[start]
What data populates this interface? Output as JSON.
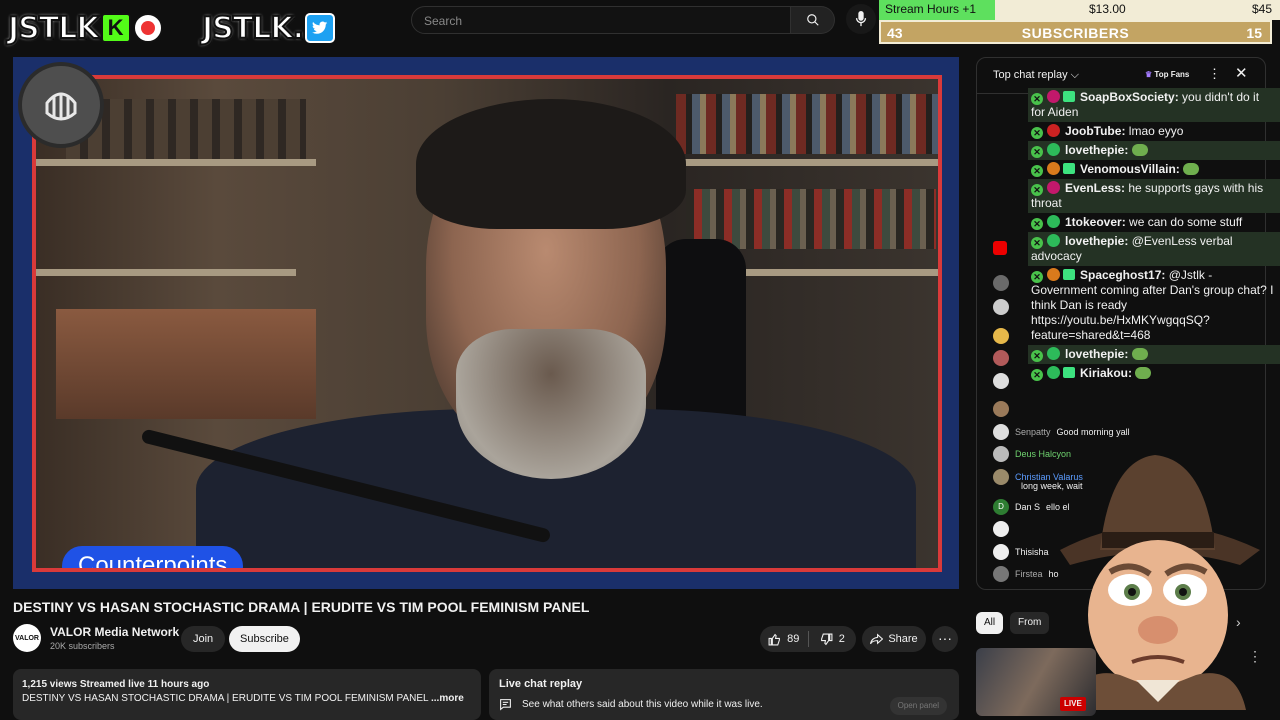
{
  "header": {
    "logo1_text": "JSTLK",
    "logo1_badge": "K",
    "logo2_text": "JSTLK.",
    "search_placeholder": "Search"
  },
  "widget": {
    "stream_hours_label": "Stream Hours +1",
    "amount1": "$13.00",
    "amount2": "$45",
    "subs_left": "43",
    "subs_label": "SUBSCRIBERS",
    "subs_right": "15",
    "progress_fraction": 0.29
  },
  "video": {
    "overlay_label": "Counterpoints",
    "title": "DESTINY VS HASAN STOCHASTIC DRAMA | ERUDITE VS TIM POOL FEMINISM PANEL"
  },
  "channel": {
    "avatar_text": "VALOR",
    "name": "VALOR Media Network",
    "subscribers": "20K subscribers",
    "join_label": "Join",
    "subscribe_label": "Subscribe"
  },
  "actions": {
    "likes": "89",
    "dislikes": "2",
    "share_label": "Share",
    "more_label": "···"
  },
  "description": {
    "meta": "1,215 views  Streamed live 11 hours ago",
    "text": "DESTINY VS HASAN STOCHASTIC DRAMA | ERUDITE VS TIM POOL FEMINISM PANEL",
    "more": "...more"
  },
  "live_chat_replay": {
    "title": "Live chat replay",
    "subtitle": "See what others said about this video while it was live.",
    "open_panel": "Open panel"
  },
  "chat_panel": {
    "title": "Top chat replay",
    "top_fans": "Top Fans",
    "messages": [
      {
        "name": "Senpatty",
        "text": "Good morning yall",
        "color": ""
      },
      {
        "name": "Deus Halcyon",
        "text": "",
        "color": "green"
      },
      {
        "name": "Christian Valarus",
        "text": "long week, wait",
        "color": "blue"
      },
      {
        "name": "Dan S",
        "text": "ello el",
        "color": ""
      },
      {
        "name": "Thisisha",
        "text": "",
        "color": ""
      },
      {
        "name": "Firstea",
        "text": "ho",
        "color": ""
      }
    ]
  },
  "overlay_chat": [
    {
      "name": "SoapBoxSociety:",
      "text": "you didn't do it for Aiden",
      "dot": "#c2186b",
      "gift": true,
      "hl": true
    },
    {
      "name": "JoobTube:",
      "text": "lmao eyyo",
      "dot": "#cc2222",
      "gift": false,
      "hl": false
    },
    {
      "name": "lovethepie:",
      "text": "",
      "dot": "#2dbb5a",
      "gift": false,
      "hl": true,
      "emote": true
    },
    {
      "name": "VenomousVillain:",
      "text": "",
      "dot": "#d97a1c",
      "gift": true,
      "hl": false,
      "emote": true
    },
    {
      "name": "EvenLess:",
      "text": "he supports gays with his throat",
      "dot": "#c2186b",
      "gift": false,
      "hl": true
    },
    {
      "name": "1tokeover:",
      "text": "we can do some stuff",
      "dot": "#2dbb5a",
      "gift": false,
      "hl": false
    },
    {
      "name": "lovethepie:",
      "text": "@EvenLess verbal advocacy",
      "dot": "#2dbb5a",
      "gift": false,
      "hl": true
    },
    {
      "name": "Spaceghost17:",
      "text": "@Jstlk - Government coming after Dan's group chat? I think Dan is ready https://youtu.be/HxMKYwgqqSQ?feature=shared&t=468",
      "dot": "#d97a1c",
      "gift": true,
      "hl": false
    },
    {
      "name": "lovethepie:",
      "text": "",
      "dot": "#2dbb5a",
      "gift": false,
      "hl": true,
      "emote": true
    },
    {
      "name": "Kiriakou:",
      "text": "",
      "dot": "#2dbb5a",
      "gift": true,
      "hl": false,
      "emote": true
    }
  ],
  "recommendations": {
    "chip_all": "All",
    "chip_from": "From",
    "live_badge": "LIVE"
  }
}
[end]
◆ Task description: Repeat every record above exactly, but leave out any pictures.

◆ Output of the exercise:
What data populates this interface? Output as JSON.
{
  "header": {
    "logo1_text": "JSTLK",
    "logo1_badge": "K",
    "logo2_text": "JSTLK.",
    "search_placeholder": "Search"
  },
  "widget": {
    "stream_hours_label": "Stream Hours +1",
    "amount1": "$13.00",
    "amount2": "$45",
    "subs_left": "43",
    "subs_label": "SUBSCRIBERS",
    "subs_right": "15",
    "progress_fraction": 0.29
  },
  "video": {
    "overlay_label": "Counterpoints",
    "title": "DESTINY VS HASAN STOCHASTIC DRAMA | ERUDITE VS TIM POOL FEMINISM PANEL"
  },
  "channel": {
    "avatar_text": "VALOR",
    "name": "VALOR Media Network",
    "subscribers": "20K subscribers",
    "join_label": "Join",
    "subscribe_label": "Subscribe"
  },
  "actions": {
    "likes": "89",
    "dislikes": "2",
    "share_label": "Share",
    "more_label": "···"
  },
  "description": {
    "meta": "1,215 views  Streamed live 11 hours ago",
    "text": "DESTINY VS HASAN STOCHASTIC DRAMA | ERUDITE VS TIM POOL FEMINISM PANEL",
    "more": "...more"
  },
  "live_chat_replay": {
    "title": "Live chat replay",
    "subtitle": "See what others said about this video while it was live.",
    "open_panel": "Open panel"
  },
  "chat_panel": {
    "title": "Top chat replay",
    "top_fans": "Top Fans",
    "messages": [
      {
        "name": "Senpatty",
        "text": "Good morning yall",
        "color": ""
      },
      {
        "name": "Deus Halcyon",
        "text": "",
        "color": "green"
      },
      {
        "name": "Christian Valarus",
        "text": "long week, wait",
        "color": "blue"
      },
      {
        "name": "Dan S",
        "text": "ello el",
        "color": ""
      },
      {
        "name": "Thisisha",
        "text": "",
        "color": ""
      },
      {
        "name": "Firstea",
        "text": "ho",
        "color": ""
      }
    ]
  },
  "overlay_chat": [
    {
      "name": "SoapBoxSociety:",
      "text": "you didn't do it for Aiden",
      "dot": "#c2186b",
      "gift": true,
      "hl": true
    },
    {
      "name": "JoobTube:",
      "text": "lmao eyyo",
      "dot": "#cc2222",
      "gift": false,
      "hl": false
    },
    {
      "name": "lovethepie:",
      "text": "",
      "dot": "#2dbb5a",
      "gift": false,
      "hl": true,
      "emote": true
    },
    {
      "name": "VenomousVillain:",
      "text": "",
      "dot": "#d97a1c",
      "gift": true,
      "hl": false,
      "emote": true
    },
    {
      "name": "EvenLess:",
      "text": "he supports gays with his throat",
      "dot": "#c2186b",
      "gift": false,
      "hl": true
    },
    {
      "name": "1tokeover:",
      "text": "we can do some stuff",
      "dot": "#2dbb5a",
      "gift": false,
      "hl": false
    },
    {
      "name": "lovethepie:",
      "text": "@EvenLess verbal advocacy",
      "dot": "#2dbb5a",
      "gift": false,
      "hl": true
    },
    {
      "name": "Spaceghost17:",
      "text": "@Jstlk - Government coming after Dan's group chat? I think Dan is ready https://youtu.be/HxMKYwgqqSQ?feature=shared&t=468",
      "dot": "#d97a1c",
      "gift": true,
      "hl": false
    },
    {
      "name": "lovethepie:",
      "text": "",
      "dot": "#2dbb5a",
      "gift": false,
      "hl": true,
      "emote": true
    },
    {
      "name": "Kiriakou:",
      "text": "",
      "dot": "#2dbb5a",
      "gift": true,
      "hl": false,
      "emote": true
    }
  ],
  "recommendations": {
    "chip_all": "All",
    "chip_from": "From",
    "live_badge": "LIVE"
  }
}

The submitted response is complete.